::: DATASET RECORDS

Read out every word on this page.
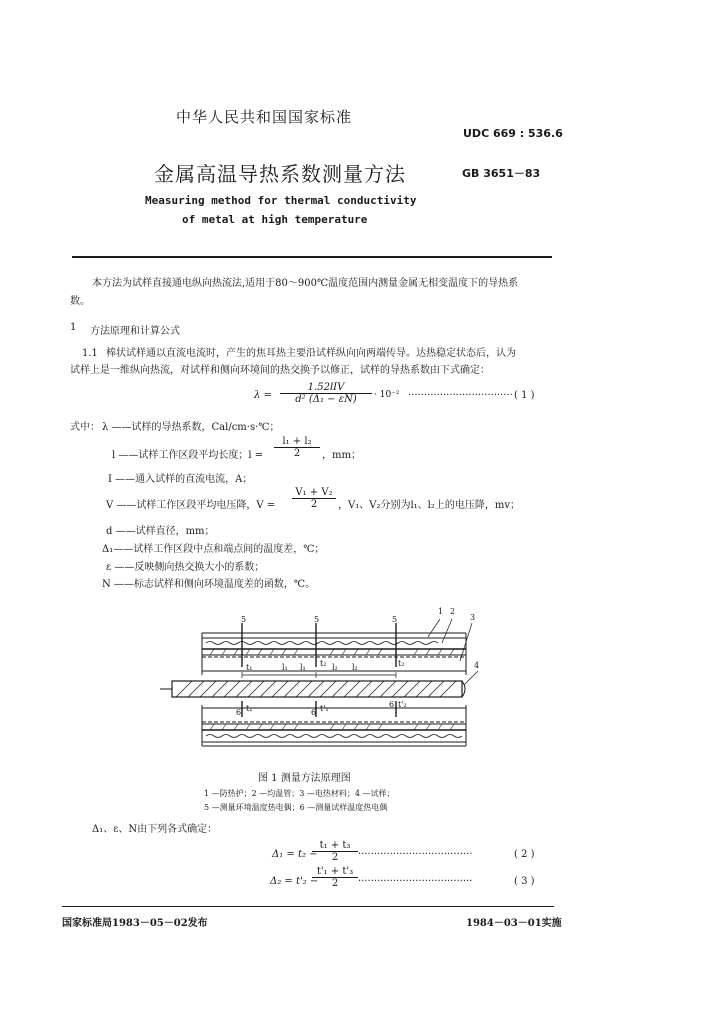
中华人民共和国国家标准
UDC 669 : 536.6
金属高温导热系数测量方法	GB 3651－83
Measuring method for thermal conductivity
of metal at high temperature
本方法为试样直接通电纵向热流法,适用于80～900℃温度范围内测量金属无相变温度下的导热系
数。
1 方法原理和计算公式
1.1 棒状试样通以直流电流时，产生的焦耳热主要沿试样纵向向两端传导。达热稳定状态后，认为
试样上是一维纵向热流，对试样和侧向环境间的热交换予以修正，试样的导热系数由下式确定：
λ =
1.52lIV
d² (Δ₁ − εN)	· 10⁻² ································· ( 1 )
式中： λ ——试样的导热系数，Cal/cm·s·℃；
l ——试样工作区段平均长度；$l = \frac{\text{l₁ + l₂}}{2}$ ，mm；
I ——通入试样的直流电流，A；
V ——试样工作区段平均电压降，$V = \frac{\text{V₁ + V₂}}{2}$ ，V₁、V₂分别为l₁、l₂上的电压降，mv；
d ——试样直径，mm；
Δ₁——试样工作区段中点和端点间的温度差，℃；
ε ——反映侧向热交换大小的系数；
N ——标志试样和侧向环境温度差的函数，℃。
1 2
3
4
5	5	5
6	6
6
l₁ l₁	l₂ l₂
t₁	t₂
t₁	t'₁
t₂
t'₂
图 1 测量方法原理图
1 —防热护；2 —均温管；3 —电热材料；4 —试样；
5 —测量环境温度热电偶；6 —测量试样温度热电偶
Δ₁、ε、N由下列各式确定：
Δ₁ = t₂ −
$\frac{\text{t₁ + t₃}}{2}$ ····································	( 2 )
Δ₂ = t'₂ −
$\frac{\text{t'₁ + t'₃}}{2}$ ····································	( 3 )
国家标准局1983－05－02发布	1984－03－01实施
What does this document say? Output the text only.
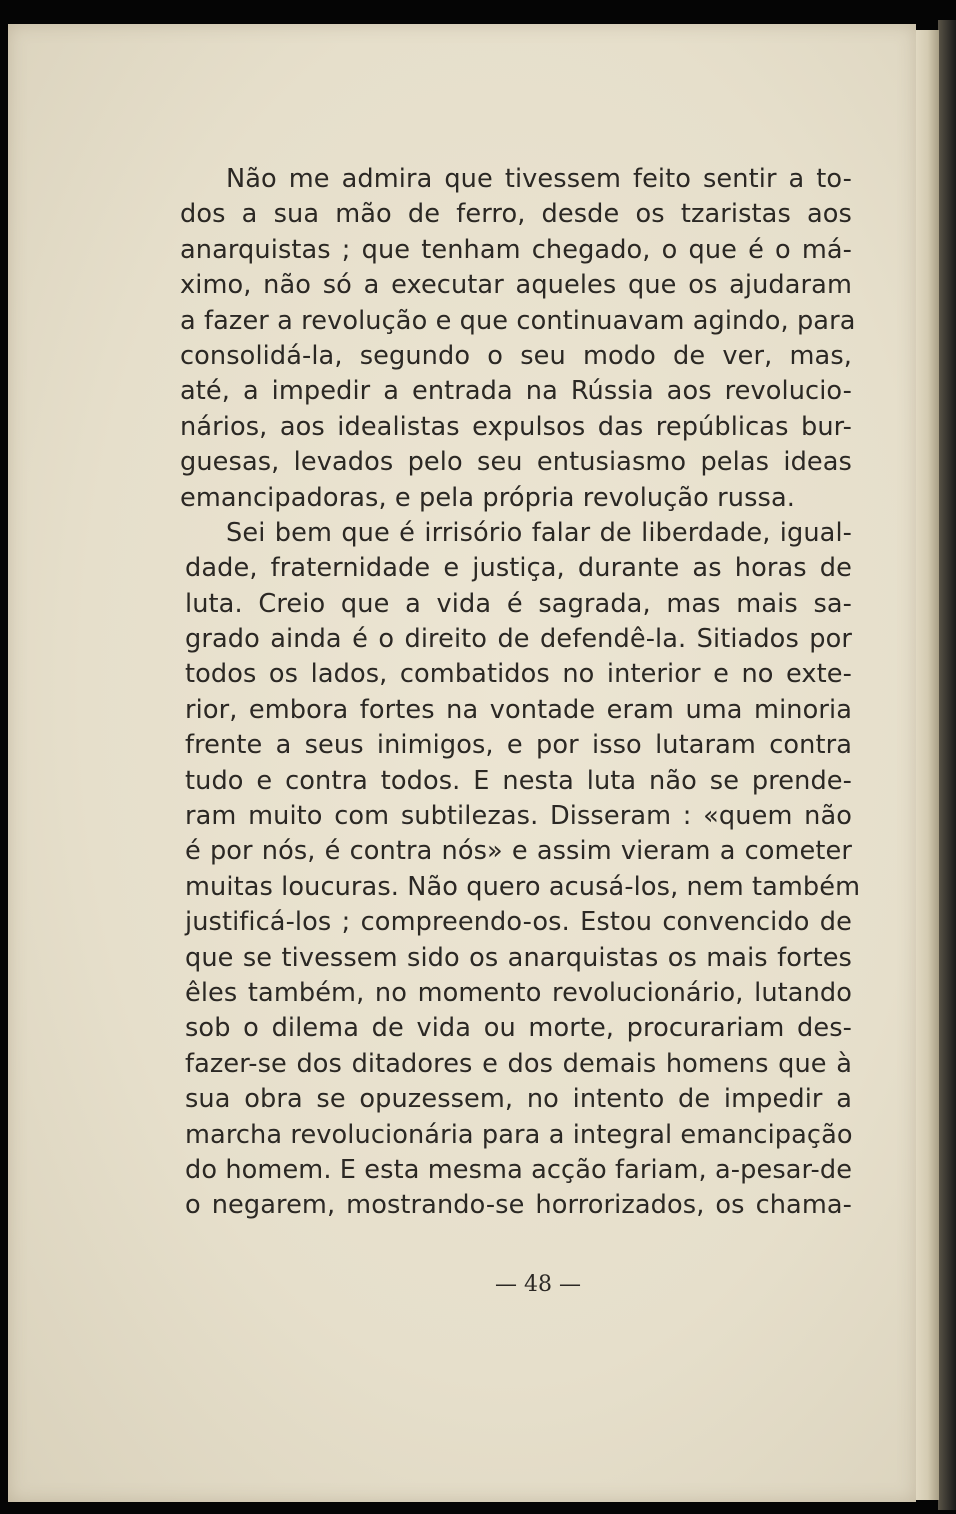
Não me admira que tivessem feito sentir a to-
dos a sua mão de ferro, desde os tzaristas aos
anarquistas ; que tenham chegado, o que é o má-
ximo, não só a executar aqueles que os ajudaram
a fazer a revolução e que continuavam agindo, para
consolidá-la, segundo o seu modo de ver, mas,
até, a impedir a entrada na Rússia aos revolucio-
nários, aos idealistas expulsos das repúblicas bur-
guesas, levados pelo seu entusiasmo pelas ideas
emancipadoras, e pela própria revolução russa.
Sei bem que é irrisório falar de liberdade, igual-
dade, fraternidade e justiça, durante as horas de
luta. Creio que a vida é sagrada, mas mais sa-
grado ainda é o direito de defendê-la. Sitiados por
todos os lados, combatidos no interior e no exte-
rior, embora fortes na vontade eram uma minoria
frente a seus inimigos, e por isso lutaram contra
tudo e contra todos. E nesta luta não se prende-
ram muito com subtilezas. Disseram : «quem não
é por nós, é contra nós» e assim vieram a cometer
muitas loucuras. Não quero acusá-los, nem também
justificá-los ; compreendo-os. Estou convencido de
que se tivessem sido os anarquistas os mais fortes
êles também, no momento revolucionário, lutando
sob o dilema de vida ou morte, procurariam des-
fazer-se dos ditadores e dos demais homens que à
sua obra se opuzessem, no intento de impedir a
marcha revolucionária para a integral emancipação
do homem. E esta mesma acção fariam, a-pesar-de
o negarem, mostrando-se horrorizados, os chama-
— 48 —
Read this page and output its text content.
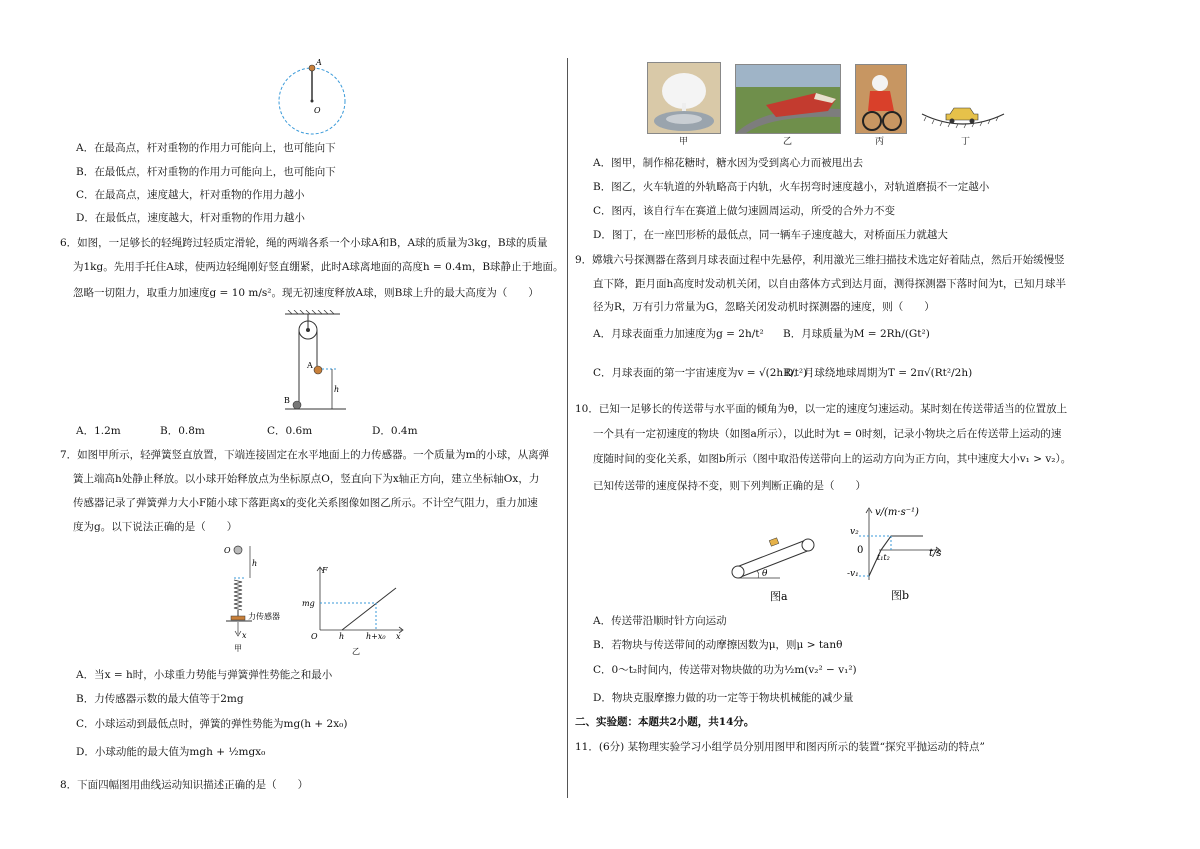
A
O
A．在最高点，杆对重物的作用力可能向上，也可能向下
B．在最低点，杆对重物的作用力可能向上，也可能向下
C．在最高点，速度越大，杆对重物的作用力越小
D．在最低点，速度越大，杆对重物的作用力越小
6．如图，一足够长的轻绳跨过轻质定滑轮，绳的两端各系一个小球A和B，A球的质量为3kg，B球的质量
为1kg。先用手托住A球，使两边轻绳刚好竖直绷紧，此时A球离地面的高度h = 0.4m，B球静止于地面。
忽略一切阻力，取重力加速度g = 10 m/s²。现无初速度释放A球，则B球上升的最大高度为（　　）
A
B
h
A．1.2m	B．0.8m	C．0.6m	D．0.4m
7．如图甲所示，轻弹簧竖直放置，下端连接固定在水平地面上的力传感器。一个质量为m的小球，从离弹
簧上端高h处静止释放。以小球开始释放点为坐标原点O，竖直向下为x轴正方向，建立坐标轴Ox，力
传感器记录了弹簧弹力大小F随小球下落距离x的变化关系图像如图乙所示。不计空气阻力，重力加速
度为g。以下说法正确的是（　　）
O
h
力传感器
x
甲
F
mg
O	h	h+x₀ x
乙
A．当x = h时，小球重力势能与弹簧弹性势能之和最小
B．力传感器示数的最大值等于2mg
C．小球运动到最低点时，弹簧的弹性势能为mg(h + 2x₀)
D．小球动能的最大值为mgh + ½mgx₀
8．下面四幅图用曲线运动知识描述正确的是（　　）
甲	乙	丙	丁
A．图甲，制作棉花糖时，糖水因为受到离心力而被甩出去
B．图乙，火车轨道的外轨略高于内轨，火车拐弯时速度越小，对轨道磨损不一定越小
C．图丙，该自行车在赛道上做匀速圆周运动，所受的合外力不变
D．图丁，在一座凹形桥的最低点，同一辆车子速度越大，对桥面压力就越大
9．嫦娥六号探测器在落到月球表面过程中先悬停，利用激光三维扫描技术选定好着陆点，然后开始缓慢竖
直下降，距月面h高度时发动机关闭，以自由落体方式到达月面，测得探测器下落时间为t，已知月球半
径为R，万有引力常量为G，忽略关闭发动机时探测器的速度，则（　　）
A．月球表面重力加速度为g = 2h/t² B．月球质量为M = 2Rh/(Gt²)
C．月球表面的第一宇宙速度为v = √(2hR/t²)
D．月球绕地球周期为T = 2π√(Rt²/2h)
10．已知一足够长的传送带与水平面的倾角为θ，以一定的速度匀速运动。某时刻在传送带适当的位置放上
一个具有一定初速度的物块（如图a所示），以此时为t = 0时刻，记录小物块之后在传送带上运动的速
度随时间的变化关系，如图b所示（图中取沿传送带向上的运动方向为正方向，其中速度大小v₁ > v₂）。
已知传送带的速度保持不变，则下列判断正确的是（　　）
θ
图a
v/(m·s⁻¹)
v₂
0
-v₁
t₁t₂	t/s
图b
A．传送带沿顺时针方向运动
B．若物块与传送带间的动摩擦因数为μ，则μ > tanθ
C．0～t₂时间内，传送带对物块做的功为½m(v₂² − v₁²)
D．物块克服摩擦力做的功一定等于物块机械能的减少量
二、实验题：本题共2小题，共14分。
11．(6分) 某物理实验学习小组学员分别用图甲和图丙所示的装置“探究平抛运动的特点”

::::::

◆ WHAT TO PRODUCE
Exclude the pictures. Write out the remaining data exactly.

◆ ANSWER FOR THIS EXERCISE
Read out every word on this page.
中华人民共和国国家标准
UDC 669 : 536.6
金属高温导热系数测量方法	GB 3651－83
Measuring method for thermal conductivity
of metal at high temperature
本方法为试样直接通电纵向热流法,适用于80～900℃温度范围内测量金属无相变温度下的导热系
数。
1 方法原理和计算公式
1.1 棒状试样通以直流电流时，产生的焦耳热主要沿试样纵向向两端传导。达热稳定状态后，认为
试样上是一维纵向热流，对试样和侧向环境间的热交换予以修正，试样的导热系数由下式确定：
λ =
1.52lIV
d² (Δ₁ − εN)	· 10⁻² ································· ( 1 )
式中： λ ——试样的导热系数，Cal/cm·s·℃；
l ——试样工作区段平均长度；$l = \frac{\text{l₁ + l₂}}{2}$ ，mm；
I ——通入试样的直流电流，A；
V ——试样工作区段平均电压降，$V = \frac{\text{V₁ + V₂}}{2}$ ，V₁、V₂分别为l₁、l₂上的电压降，mv；
d ——试样直径，mm；
Δ₁——试样工作区段中点和端点间的温度差，℃；
ε ——反映侧向热交换大小的系数；
N ——标志试样和侧向环境温度差的函数，℃。
1 2
3
4
5	5	5
6	6
6
l₁ l₁	l₂ l₂
t₁	t₂
t₁	t'₁
t₂
t'₂
图 1 测量方法原理图
1 —防热护；2 —均温管；3 —电热材料；4 —试样；
5 —测量环境温度热电偶；6 —测量试样温度热电偶
Δ₁、ε、N由下列各式确定：
Δ₁ = t₂ −
$\frac{\text{t₁ + t₃}}{2}$ ····································	( 2 )
Δ₂ = t'₂ −
$\frac{\text{t'₁ + t'₃}}{2}$ ····································	( 3 )
国家标准局1983－05－02发布	1984－03－01实施
What does this document say? Output the text only.
Não me admira que tivessem feito sentir a to-
dos a sua mão de ferro, desde os tzaristas aos
anarquistas ; que tenham chegado, o que é o má-
ximo, não só a executar aqueles que os ajudaram
a fazer a revolução e que continuavam agindo, para
consolidá-la, segundo o seu modo de ver, mas,
até, a impedir a entrada na Rússia aos revolucio-
nários, aos idealistas expulsos das repúblicas bur-
guesas, levados pelo seu entusiasmo pelas ideas
emancipadoras, e pela própria revolução russa.
Sei bem que é irrisório falar de liberdade, igual-
dade, fraternidade e justiça, durante as horas de
luta. Creio que a vida é sagrada, mas mais sa-
grado ainda é o direito de defendê-la. Sitiados por
todos os lados, combatidos no interior e no exte-
rior, embora fortes na vontade eram uma minoria
frente a seus inimigos, e por isso lutaram contra
tudo e contra todos. E nesta luta não se prende-
ram muito com subtilezas. Disseram : «quem não
é por nós, é contra nós» e assim vieram a cometer
muitas loucuras. Não quero acusá-los, nem também
justificá-los ; compreendo-os. Estou convencido de
que se tivessem sido os anarquistas os mais fortes
êles também, no momento revolucionário, lutando
sob o dilema de vida ou morte, procurariam des-
fazer-se dos ditadores e dos demais homens que à
sua obra se opuzessem, no intento de impedir a
marcha revolucionária para a integral emancipação
do homem. E esta mesma acção fariam, a-pesar-de
o negarem, mostrando-se horrorizados, os chama-
— 48 —
Read this page and output its text content.
A
O
A．在最高点，杆对重物的作用力可能向上，也可能向下
B．在最低点，杆对重物的作用力可能向上，也可能向下
C．在最高点，速度越大，杆对重物的作用力越小
D．在最低点，速度越大，杆对重物的作用力越小
6．如图，一足够长的轻绳跨过轻质定滑轮，绳的两端各系一个小球A和B，A球的质量为3kg，B球的质量
为1kg。先用手托住A球，使两边轻绳刚好竖直绷紧，此时A球离地面的高度h = 0.4m，B球静止于地面。
忽略一切阻力，取重力加速度g = 10 m/s²。现无初速度释放A球，则B球上升的最大高度为（　　）
A
B
h
A．1.2m	B．0.8m	C．0.6m	D．0.4m
7．如图甲所示，轻弹簧竖直放置，下端连接固定在水平地面上的力传感器。一个质量为m的小球，从离弹
簧上端高h处静止释放。以小球开始释放点为坐标原点O，竖直向下为x轴正方向，建立坐标轴Ox，力
传感器记录了弹簧弹力大小F随小球下落距离x的变化关系图像如图乙所示。不计空气阻力，重力加速
度为g。以下说法正确的是（　　）
O
h
力传感器
x
甲
F
mg
O	h	h+x₀ x
乙
A．当x = h时，小球重力势能与弹簧弹性势能之和最小
B．力传感器示数的最大值等于2mg
C．小球运动到最低点时，弹簧的弹性势能为mg(h + 2x₀)
D．小球动能的最大值为mgh + ½mgx₀
8．下面四幅图用曲线运动知识描述正确的是（　　）
甲	乙	丙	丁
A．图甲，制作棉花糖时，糖水因为受到离心力而被甩出去
B．图乙，火车轨道的外轨略高于内轨，火车拐弯时速度越小，对轨道磨损不一定越小
C．图丙，该自行车在赛道上做匀速圆周运动，所受的合外力不变
D．图丁，在一座凹形桥的最低点，同一辆车子速度越大，对桥面压力就越大
9．嫦娥六号探测器在落到月球表面过程中先悬停，利用激光三维扫描技术选定好着陆点，然后开始缓慢竖
直下降，距月面h高度时发动机关闭，以自由落体方式到达月面，测得探测器下落时间为t，已知月球半
径为R，万有引力常量为G，忽略关闭发动机时探测器的速度，则（　　）
A．月球表面重力加速度为g = 2h/t² B．月球质量为M = 2Rh/(Gt²)
C．月球表面的第一宇宙速度为v = √(2hR/t²)
D．月球绕地球周期为T = 2π√(Rt²/2h)
10．已知一足够长的传送带与水平面的倾角为θ，以一定的速度匀速运动。某时刻在传送带适当的位置放上
一个具有一定初速度的物块（如图a所示），以此时为t = 0时刻，记录小物块之后在传送带上运动的速
度随时间的变化关系，如图b所示（图中取沿传送带向上的运动方向为正方向，其中速度大小v₁ > v₂）。
已知传送带的速度保持不变，则下列判断正确的是（　　）
θ
图a
v/(m·s⁻¹)
v₂
0
-v₁
t₁t₂	t/s
图b
A．传送带沿顺时针方向运动
B．若物块与传送带间的动摩擦因数为μ，则μ > tanθ
C．0～t₂时间内，传送带对物块做的功为½m(v₂² − v₁²)
D．物块克服摩擦力做的功一定等于物块机械能的减少量
二、实验题：本题共2小题，共14分。
11．(6分) 某物理实验学习小组学员分别用图甲和图丙所示的装置“探究平抛运动的特点”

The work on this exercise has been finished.